[Stored data]
━━━━━━━━━━━━━━━━━━━━

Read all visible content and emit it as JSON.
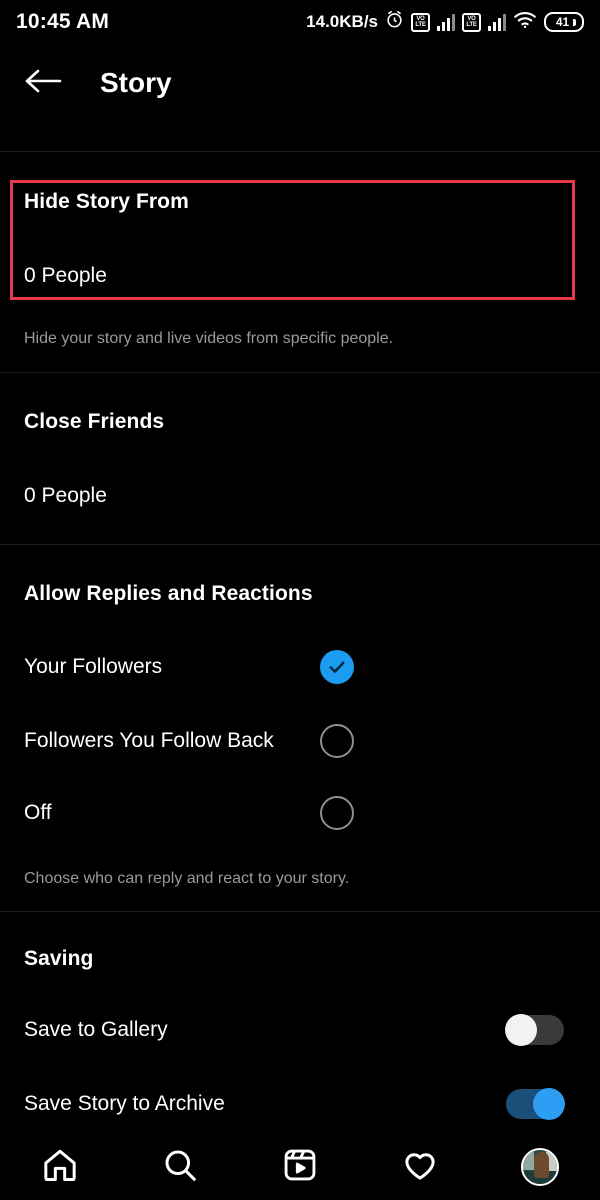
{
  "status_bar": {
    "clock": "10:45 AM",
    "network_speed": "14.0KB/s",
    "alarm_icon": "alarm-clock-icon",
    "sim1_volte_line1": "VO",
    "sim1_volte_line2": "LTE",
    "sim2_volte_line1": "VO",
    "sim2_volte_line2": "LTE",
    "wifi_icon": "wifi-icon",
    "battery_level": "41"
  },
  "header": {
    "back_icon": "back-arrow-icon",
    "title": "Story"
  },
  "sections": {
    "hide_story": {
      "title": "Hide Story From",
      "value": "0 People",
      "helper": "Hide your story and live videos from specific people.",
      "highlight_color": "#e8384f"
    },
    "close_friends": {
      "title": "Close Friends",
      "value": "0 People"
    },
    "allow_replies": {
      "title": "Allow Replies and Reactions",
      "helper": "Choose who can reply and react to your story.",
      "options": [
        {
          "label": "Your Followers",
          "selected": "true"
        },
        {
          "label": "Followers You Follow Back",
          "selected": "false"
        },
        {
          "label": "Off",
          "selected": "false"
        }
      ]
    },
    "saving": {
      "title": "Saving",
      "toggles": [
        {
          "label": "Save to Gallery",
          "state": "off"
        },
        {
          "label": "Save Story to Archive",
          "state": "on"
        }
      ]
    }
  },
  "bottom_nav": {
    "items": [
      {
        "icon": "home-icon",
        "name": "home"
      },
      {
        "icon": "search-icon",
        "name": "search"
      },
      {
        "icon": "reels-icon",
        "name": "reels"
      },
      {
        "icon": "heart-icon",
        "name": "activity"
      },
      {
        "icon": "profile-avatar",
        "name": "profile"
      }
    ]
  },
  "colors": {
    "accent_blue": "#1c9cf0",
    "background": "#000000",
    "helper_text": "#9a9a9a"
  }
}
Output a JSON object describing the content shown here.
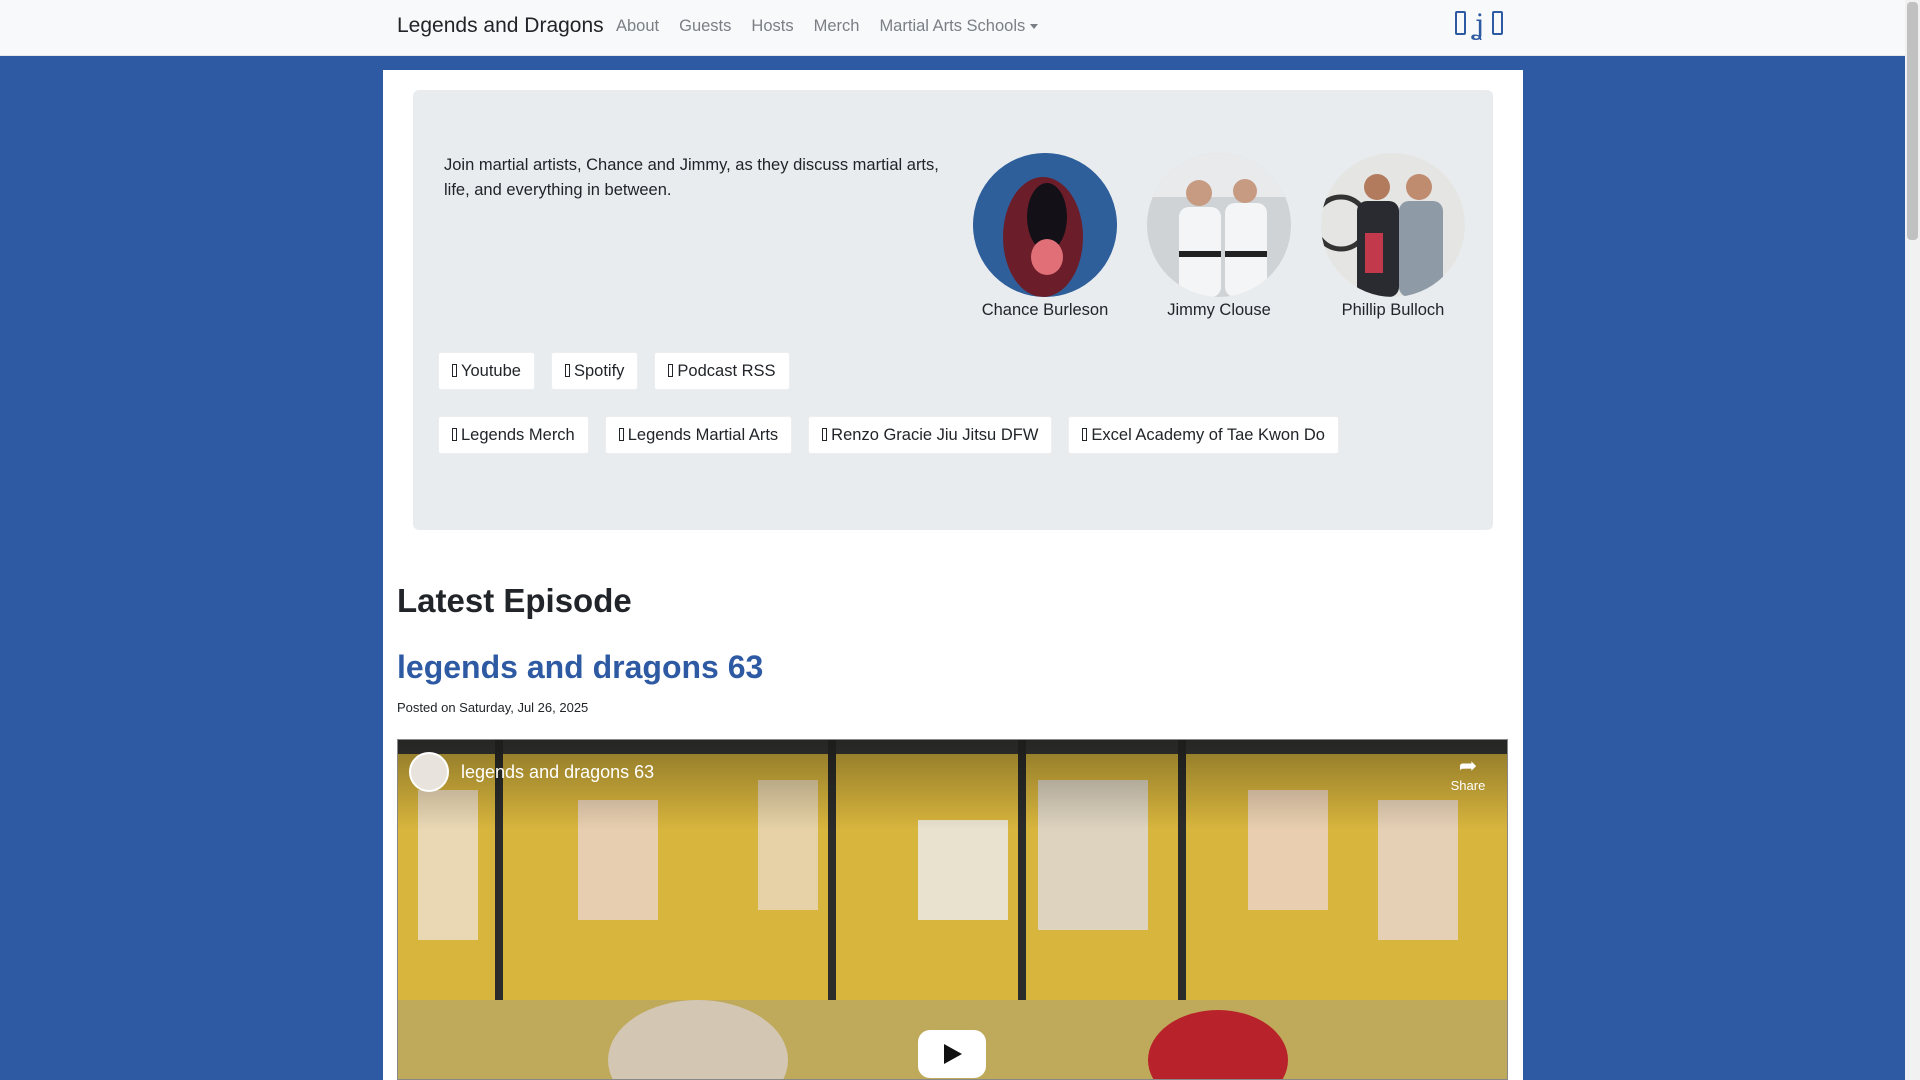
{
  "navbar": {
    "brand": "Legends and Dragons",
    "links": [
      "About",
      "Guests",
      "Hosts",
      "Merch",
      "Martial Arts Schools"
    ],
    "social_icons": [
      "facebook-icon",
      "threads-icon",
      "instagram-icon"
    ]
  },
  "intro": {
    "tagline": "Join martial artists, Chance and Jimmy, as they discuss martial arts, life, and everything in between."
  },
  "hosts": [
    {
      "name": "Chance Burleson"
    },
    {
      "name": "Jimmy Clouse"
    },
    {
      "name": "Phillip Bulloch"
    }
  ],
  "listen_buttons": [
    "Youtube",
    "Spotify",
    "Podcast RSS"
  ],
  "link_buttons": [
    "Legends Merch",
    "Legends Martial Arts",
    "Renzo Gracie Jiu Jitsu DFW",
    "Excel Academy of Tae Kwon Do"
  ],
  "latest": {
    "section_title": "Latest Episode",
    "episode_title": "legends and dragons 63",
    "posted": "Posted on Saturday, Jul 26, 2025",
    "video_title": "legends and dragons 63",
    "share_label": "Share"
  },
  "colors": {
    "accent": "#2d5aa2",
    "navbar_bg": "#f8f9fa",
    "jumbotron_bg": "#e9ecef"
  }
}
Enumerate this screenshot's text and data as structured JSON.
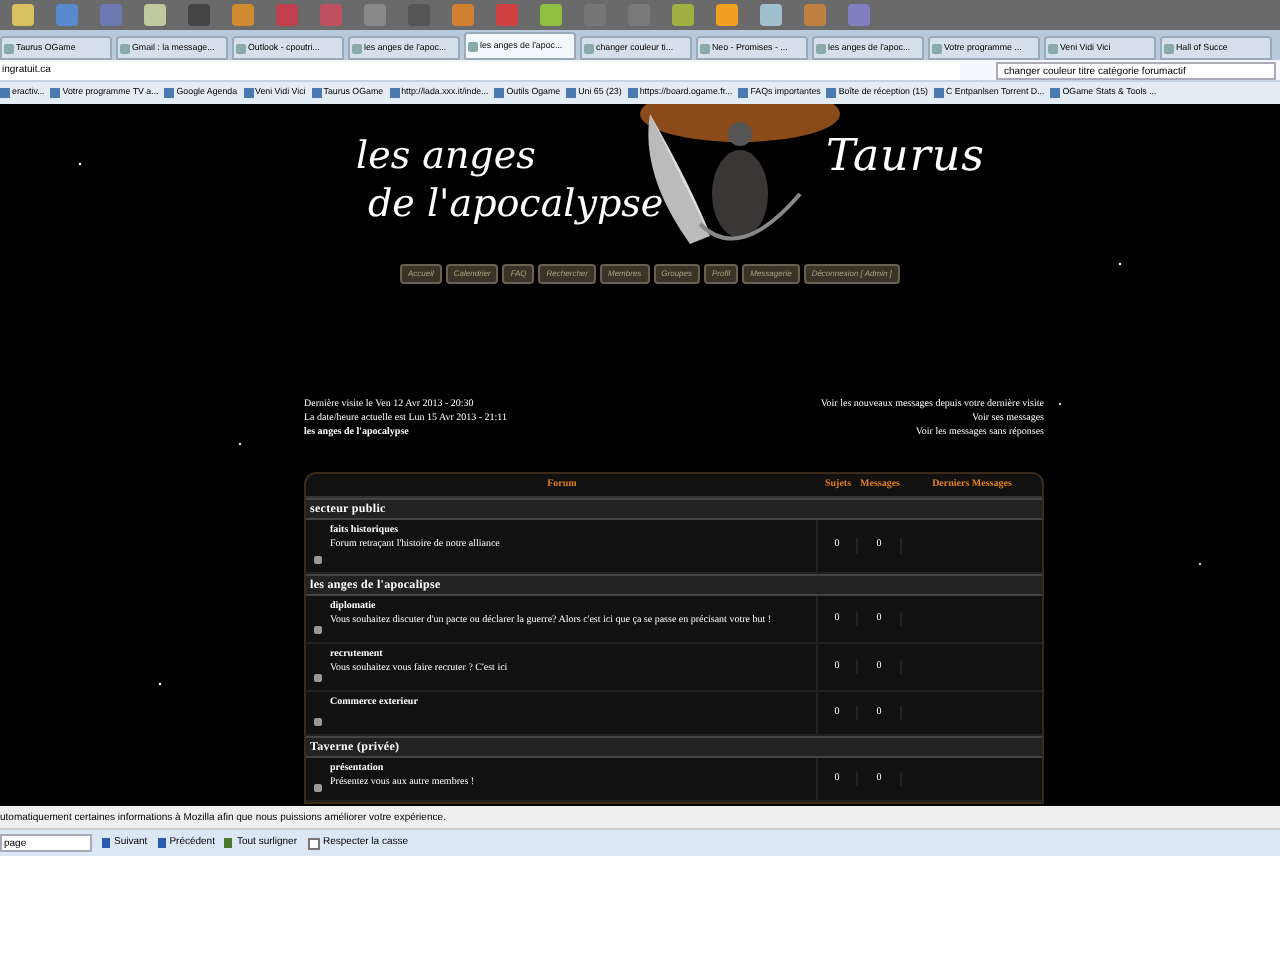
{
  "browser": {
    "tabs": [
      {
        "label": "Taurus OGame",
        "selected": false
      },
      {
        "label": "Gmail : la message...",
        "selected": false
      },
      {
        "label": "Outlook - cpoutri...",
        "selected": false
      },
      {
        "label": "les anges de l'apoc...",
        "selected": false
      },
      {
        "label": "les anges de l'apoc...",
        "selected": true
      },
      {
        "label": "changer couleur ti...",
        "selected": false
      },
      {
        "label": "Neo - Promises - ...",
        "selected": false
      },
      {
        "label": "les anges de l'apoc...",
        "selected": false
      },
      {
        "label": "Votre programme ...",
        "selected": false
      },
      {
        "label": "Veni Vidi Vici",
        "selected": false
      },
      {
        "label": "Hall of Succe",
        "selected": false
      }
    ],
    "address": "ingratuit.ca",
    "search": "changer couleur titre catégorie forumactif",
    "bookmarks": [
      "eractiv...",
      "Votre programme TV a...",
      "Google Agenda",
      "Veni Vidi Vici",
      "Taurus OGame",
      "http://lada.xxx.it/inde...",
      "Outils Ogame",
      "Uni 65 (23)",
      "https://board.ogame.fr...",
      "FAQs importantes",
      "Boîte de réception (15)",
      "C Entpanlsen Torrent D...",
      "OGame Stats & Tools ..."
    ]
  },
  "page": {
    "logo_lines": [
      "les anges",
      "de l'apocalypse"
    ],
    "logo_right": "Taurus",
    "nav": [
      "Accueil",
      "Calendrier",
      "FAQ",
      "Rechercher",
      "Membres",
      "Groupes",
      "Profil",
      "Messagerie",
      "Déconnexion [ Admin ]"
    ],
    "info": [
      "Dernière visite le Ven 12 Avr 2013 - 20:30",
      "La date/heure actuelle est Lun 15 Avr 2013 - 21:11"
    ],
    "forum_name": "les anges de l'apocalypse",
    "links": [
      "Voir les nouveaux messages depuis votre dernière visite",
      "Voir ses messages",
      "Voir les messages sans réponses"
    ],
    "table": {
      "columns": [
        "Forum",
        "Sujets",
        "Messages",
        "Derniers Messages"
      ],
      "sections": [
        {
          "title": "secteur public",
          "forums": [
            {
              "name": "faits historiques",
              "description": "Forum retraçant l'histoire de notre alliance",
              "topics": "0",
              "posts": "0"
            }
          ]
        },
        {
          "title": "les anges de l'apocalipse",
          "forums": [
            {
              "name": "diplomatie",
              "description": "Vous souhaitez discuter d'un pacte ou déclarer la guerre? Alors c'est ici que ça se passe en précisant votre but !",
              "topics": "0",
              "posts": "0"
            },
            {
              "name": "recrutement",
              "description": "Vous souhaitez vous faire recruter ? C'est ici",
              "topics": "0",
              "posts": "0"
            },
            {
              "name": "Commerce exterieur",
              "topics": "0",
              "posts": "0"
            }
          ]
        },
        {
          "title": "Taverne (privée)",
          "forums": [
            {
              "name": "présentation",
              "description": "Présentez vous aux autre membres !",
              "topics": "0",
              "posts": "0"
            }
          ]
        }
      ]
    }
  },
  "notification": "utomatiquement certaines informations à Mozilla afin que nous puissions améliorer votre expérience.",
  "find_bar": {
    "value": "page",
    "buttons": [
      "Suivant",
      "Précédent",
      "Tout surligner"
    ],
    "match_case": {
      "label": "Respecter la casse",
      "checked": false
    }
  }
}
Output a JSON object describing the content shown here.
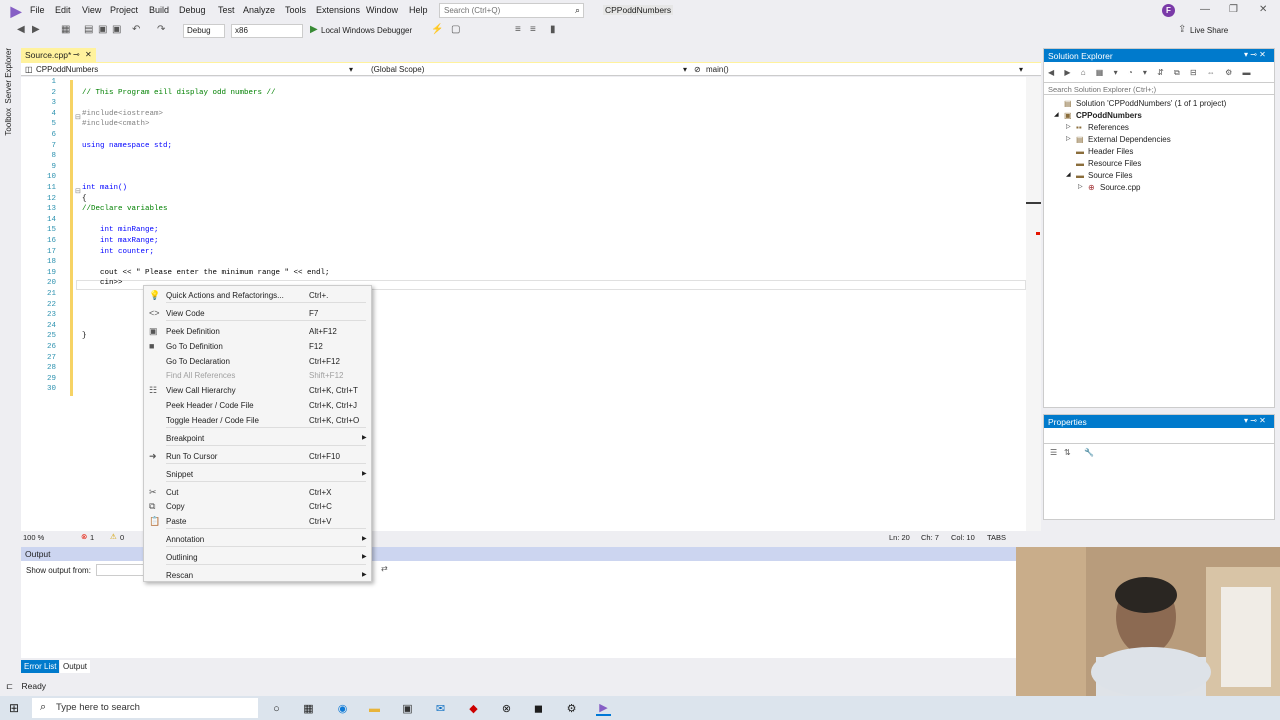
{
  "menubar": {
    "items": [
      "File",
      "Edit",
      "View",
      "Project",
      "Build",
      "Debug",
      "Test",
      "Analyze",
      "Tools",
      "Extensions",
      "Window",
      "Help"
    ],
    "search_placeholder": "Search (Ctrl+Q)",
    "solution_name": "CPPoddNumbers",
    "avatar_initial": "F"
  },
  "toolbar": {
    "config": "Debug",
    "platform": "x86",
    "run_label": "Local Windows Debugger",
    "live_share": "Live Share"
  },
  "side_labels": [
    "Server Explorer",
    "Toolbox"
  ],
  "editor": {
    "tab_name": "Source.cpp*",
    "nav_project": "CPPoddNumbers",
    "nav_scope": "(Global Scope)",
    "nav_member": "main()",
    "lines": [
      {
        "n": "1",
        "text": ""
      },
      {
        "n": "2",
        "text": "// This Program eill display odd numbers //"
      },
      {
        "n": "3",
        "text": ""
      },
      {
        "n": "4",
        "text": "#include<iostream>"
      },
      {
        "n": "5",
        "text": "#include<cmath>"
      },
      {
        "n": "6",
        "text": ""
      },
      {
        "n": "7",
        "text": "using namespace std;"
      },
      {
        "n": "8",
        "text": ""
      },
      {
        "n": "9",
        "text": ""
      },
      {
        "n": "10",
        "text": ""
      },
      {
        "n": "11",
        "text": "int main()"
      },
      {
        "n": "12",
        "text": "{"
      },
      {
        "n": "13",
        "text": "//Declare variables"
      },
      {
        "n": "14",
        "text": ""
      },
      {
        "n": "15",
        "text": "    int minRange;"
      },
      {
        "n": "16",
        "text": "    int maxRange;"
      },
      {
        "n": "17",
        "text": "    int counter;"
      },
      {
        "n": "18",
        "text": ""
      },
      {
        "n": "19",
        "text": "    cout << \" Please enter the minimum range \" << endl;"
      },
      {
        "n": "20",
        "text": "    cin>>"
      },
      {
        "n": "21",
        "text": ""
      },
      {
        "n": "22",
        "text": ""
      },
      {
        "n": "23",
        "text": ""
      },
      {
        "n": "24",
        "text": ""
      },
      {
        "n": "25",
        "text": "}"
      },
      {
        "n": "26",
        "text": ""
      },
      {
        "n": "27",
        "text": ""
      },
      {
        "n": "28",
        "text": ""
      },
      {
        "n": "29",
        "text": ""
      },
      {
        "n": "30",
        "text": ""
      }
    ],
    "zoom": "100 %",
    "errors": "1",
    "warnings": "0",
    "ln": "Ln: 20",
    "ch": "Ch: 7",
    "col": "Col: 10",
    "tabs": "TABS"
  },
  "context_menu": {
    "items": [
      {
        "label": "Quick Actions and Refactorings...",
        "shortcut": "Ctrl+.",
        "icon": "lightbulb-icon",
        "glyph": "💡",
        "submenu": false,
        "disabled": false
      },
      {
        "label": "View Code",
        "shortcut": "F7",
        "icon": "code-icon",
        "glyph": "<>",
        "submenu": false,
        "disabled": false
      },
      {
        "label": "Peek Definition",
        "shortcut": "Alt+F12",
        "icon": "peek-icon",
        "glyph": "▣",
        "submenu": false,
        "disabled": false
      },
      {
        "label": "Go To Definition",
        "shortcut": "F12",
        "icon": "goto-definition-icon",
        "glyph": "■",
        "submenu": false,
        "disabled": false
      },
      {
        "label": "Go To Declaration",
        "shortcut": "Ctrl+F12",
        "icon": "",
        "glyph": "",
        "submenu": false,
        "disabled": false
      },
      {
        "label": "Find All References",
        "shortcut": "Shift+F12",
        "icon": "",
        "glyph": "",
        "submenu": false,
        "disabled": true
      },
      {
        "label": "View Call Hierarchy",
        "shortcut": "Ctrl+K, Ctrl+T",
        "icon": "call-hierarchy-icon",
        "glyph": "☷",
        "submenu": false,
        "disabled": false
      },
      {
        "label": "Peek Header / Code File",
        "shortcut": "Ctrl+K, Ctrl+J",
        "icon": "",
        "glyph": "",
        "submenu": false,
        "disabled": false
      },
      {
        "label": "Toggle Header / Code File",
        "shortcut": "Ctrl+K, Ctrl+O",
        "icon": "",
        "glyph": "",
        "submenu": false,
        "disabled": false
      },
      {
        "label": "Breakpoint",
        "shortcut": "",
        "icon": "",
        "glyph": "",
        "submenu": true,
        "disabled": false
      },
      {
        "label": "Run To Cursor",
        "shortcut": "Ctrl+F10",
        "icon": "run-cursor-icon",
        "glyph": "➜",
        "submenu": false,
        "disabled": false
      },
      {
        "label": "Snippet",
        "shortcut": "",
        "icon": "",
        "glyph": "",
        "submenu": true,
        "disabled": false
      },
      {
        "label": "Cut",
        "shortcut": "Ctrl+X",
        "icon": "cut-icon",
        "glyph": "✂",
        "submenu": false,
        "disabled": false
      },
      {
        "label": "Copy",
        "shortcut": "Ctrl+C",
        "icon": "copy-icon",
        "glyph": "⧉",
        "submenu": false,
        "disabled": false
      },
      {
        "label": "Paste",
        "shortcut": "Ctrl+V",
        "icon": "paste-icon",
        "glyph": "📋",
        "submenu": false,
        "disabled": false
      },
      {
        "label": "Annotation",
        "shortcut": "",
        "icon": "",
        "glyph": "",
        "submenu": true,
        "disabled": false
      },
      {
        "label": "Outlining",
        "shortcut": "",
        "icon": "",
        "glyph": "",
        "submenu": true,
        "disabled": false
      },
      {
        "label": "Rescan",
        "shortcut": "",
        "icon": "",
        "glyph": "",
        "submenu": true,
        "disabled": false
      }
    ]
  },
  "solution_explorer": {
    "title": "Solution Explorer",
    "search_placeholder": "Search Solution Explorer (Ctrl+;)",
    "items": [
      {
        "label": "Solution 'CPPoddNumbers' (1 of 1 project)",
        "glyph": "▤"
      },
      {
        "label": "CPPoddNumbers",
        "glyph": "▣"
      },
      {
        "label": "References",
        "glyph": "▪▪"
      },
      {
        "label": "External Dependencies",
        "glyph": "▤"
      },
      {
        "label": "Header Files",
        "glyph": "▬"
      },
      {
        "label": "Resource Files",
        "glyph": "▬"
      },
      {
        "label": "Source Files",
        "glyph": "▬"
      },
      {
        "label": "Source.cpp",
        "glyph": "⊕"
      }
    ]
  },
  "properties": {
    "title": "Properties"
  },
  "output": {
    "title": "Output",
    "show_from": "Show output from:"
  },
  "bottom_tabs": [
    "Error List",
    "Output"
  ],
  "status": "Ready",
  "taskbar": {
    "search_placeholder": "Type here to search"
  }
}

━━━━━━━━━━━━━━━━━━━━

To do: Take every line that includes the string "JSON" and copy it.

Finished task:
Read all visible content and emit it as JSON.
Output a JSON object describing the content shown here.
Enumerate this screenshot's text and data as structured JSON.
Output a JSON object describing the content shown here.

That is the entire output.